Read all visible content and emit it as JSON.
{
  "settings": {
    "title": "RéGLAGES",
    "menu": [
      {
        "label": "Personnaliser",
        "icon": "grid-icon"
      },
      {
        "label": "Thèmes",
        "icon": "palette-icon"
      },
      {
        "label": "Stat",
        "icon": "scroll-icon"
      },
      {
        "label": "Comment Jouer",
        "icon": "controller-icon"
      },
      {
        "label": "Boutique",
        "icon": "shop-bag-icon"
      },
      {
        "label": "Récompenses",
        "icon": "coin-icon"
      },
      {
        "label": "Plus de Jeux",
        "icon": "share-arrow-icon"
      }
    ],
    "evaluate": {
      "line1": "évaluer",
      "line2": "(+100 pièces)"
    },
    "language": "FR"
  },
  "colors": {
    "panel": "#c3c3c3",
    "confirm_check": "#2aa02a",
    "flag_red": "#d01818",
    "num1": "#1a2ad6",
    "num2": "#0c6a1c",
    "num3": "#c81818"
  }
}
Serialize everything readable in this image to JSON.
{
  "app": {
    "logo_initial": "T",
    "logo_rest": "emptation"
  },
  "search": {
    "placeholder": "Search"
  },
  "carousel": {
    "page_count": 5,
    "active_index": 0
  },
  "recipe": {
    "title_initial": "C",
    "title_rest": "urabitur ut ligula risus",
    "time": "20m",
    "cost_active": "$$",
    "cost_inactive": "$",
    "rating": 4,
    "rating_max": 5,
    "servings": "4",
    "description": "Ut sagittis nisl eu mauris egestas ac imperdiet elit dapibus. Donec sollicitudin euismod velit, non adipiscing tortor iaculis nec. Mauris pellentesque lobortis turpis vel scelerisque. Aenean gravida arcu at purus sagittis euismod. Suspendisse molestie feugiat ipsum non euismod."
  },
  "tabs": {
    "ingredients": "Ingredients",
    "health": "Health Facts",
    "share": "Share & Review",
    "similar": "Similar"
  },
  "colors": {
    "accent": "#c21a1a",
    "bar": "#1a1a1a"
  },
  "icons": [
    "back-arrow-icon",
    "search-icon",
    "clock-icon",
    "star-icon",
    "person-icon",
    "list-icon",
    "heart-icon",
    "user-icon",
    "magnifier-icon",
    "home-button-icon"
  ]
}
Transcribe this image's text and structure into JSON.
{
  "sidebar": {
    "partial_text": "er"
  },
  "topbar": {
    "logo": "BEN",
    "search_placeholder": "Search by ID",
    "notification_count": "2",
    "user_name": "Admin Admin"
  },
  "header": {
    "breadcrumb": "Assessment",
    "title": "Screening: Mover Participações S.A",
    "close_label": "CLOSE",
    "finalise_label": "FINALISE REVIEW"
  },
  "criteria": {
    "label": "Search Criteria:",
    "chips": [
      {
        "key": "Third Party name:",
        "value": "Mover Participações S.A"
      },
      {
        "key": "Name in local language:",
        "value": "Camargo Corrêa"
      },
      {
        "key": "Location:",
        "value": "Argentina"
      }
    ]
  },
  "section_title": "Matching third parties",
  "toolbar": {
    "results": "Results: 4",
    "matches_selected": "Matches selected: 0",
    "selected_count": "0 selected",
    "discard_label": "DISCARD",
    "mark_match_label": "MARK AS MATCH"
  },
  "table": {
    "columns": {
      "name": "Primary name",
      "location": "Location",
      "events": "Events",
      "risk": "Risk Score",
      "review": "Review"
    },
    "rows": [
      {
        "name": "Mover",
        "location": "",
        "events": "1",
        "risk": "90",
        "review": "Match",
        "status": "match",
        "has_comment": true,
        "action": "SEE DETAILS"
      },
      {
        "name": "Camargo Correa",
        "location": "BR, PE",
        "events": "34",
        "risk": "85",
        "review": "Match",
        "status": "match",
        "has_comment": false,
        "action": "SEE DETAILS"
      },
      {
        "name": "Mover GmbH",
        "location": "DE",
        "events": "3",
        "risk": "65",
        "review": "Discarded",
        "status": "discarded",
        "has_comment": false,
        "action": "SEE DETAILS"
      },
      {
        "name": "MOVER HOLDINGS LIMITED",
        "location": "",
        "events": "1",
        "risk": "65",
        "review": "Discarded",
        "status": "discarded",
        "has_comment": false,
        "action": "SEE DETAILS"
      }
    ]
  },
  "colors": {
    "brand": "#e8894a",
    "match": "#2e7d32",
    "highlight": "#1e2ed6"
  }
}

What is being asked:
Recopy the entries above exactly, with every line included.

Response to this task:
Read all visible content and emit it as JSON.
{
  "settings": {
    "title": "RéGLAGES",
    "menu": [
      {
        "label": "Personnaliser",
        "icon": "grid-icon"
      },
      {
        "label": "Thèmes",
        "icon": "palette-icon"
      },
      {
        "label": "Stat",
        "icon": "scroll-icon"
      },
      {
        "label": "Comment Jouer",
        "icon": "controller-icon"
      },
      {
        "label": "Boutique",
        "icon": "shop-bag-icon"
      },
      {
        "label": "Récompenses",
        "icon": "coin-icon"
      },
      {
        "label": "Plus de Jeux",
        "icon": "share-arrow-icon"
      }
    ],
    "evaluate": {
      "line1": "évaluer",
      "line2": "(+100 pièces)"
    },
    "language": "FR"
  },
  "colors": {
    "panel": "#c3c3c3",
    "confirm_check": "#2aa02a",
    "flag_red": "#d01818",
    "num1": "#1a2ad6",
    "num2": "#0c6a1c",
    "num3": "#c81818"
  }
}
Serialize everything readable in this image to JSON.
{
  "app": {
    "logo_initial": "T",
    "logo_rest": "emptation"
  },
  "search": {
    "placeholder": "Search"
  },
  "carousel": {
    "page_count": 5,
    "active_index": 0
  },
  "recipe": {
    "title_initial": "C",
    "title_rest": "urabitur ut ligula risus",
    "time": "20m",
    "cost_active": "$$",
    "cost_inactive": "$",
    "rating": 4,
    "rating_max": 5,
    "servings": "4",
    "description": "Ut sagittis nisl eu mauris egestas ac imperdiet elit dapibus. Donec sollicitudin euismod velit, non adipiscing tortor iaculis nec. Mauris pellentesque lobortis turpis vel scelerisque. Aenean gravida arcu at purus sagittis euismod. Suspendisse molestie feugiat ipsum non euismod."
  },
  "tabs": {
    "ingredients": "Ingredients",
    "health": "Health Facts",
    "share": "Share & Review",
    "similar": "Similar"
  },
  "colors": {
    "accent": "#c21a1a",
    "bar": "#1a1a1a"
  },
  "icons": [
    "back-arrow-icon",
    "search-icon",
    "clock-icon",
    "star-icon",
    "person-icon",
    "list-icon",
    "heart-icon",
    "user-icon",
    "magnifier-icon",
    "home-button-icon"
  ]
}
Transcribe this image's text and structure into JSON.
{
  "sidebar": {
    "partial_text": "er"
  },
  "topbar": {
    "logo": "BEN",
    "search_placeholder": "Search by ID",
    "notification_count": "2",
    "user_name": "Admin Admin"
  },
  "header": {
    "breadcrumb": "Assessment",
    "title": "Screening: Mover Participações S.A",
    "close_label": "CLOSE",
    "finalise_label": "FINALISE REVIEW"
  },
  "criteria": {
    "label": "Search Criteria:",
    "chips": [
      {
        "key": "Third Party name:",
        "value": "Mover Participações S.A"
      },
      {
        "key": "Name in local language:",
        "value": "Camargo Corrêa"
      },
      {
        "key": "Location:",
        "value": "Argentina"
      }
    ]
  },
  "section_title": "Matching third parties",
  "toolbar": {
    "results": "Results: 4",
    "matches_selected": "Matches selected: 0",
    "selected_count": "0 selected",
    "discard_label": "DISCARD",
    "mark_match_label": "MARK AS MATCH"
  },
  "table": {
    "columns": {
      "name": "Primary name",
      "location": "Location",
      "events": "Events",
      "risk": "Risk Score",
      "review": "Review"
    },
    "rows": [
      {
        "name": "Mover",
        "location": "",
        "events": "1",
        "risk": "90",
        "review": "Match",
        "status": "match",
        "has_comment": true,
        "action": "SEE DETAILS"
      },
      {
        "name": "Camargo Correa",
        "location": "BR, PE",
        "events": "34",
        "risk": "85",
        "review": "Match",
        "status": "match",
        "has_comment": false,
        "action": "SEE DETAILS"
      },
      {
        "name": "Mover GmbH",
        "location": "DE",
        "events": "3",
        "risk": "65",
        "review": "Discarded",
        "status": "discarded",
        "has_comment": false,
        "action": "SEE DETAILS"
      },
      {
        "name": "MOVER HOLDINGS LIMITED",
        "location": "",
        "events": "1",
        "risk": "65",
        "review": "Discarded",
        "status": "discarded",
        "has_comment": false,
        "action": "SEE DETAILS"
      }
    ]
  },
  "colors": {
    "brand": "#e8894a",
    "match": "#2e7d32",
    "highlight": "#1e2ed6"
  }
}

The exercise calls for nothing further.